**Instruction**: Would you write out the entries below, every one of them, exactly?

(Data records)
——
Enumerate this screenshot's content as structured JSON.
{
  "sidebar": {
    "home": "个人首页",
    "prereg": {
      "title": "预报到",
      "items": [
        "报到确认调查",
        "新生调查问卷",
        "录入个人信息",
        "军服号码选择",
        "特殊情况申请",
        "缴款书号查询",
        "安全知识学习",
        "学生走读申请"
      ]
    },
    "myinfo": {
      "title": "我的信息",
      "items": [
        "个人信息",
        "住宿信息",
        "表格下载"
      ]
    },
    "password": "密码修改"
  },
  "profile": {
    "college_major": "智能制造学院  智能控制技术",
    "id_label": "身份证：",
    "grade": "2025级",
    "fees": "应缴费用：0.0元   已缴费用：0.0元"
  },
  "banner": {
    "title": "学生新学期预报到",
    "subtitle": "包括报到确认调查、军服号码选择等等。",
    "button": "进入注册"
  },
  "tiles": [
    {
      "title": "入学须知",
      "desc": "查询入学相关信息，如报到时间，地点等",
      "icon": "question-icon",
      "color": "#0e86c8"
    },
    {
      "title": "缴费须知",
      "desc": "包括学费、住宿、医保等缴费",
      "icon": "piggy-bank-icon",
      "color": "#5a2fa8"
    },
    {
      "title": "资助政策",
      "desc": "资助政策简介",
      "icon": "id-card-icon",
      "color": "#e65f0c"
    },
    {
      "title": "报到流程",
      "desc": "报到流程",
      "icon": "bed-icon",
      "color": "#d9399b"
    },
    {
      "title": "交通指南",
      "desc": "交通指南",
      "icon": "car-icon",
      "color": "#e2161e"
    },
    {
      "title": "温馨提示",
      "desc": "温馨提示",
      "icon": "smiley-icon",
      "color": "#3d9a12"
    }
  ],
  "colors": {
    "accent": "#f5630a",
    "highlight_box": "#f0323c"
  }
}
——
**Result of this exercise**:
Enumerate this screenshot's content as structured JSON.
{
  "sidebar": {
    "home": "个人首页",
    "prereg": {
      "title": "预报到",
      "items": [
        "报到确认调查",
        "新生调查问卷",
        "录入个人信息",
        "军服号码选择",
        "特殊情况申请",
        "缴款书号查询",
        "安全知识学习",
        "学生走读申请"
      ]
    },
    "myinfo": {
      "title": "我的信息",
      "items": [
        "个人信息",
        "住宿信息",
        "表格下载"
      ]
    },
    "password": "密码修改"
  },
  "profile": {
    "college_major": "智能制造学院  智能控制技术",
    "id_label": "身份证：",
    "grade": "2025级",
    "fees": "应缴费用：0.0元   已缴费用：0.0元"
  },
  "banner": {
    "title": "学生新学期预报到",
    "subtitle": "包括报到确认调查、军服号码选择等等。",
    "button": "进入注册"
  },
  "tiles": [
    {
      "title": "入学须知",
      "desc": "查询入学相关信息，如报到时间，地点等",
      "icon": "question-icon",
      "color": "#0e86c8"
    },
    {
      "title": "缴费须知",
      "desc": "包括学费、住宿、医保等缴费",
      "icon": "piggy-bank-icon",
      "color": "#5a2fa8"
    },
    {
      "title": "资助政策",
      "desc": "资助政策简介",
      "icon": "id-card-icon",
      "color": "#e65f0c"
    },
    {
      "title": "报到流程",
      "desc": "报到流程",
      "icon": "bed-icon",
      "color": "#d9399b"
    },
    {
      "title": "交通指南",
      "desc": "交通指南",
      "icon": "car-icon",
      "color": "#e2161e"
    },
    {
      "title": "温馨提示",
      "desc": "温馨提示",
      "icon": "smiley-icon",
      "color": "#3d9a12"
    }
  ],
  "colors": {
    "accent": "#f5630a",
    "highlight_box": "#f0323c"
  }
}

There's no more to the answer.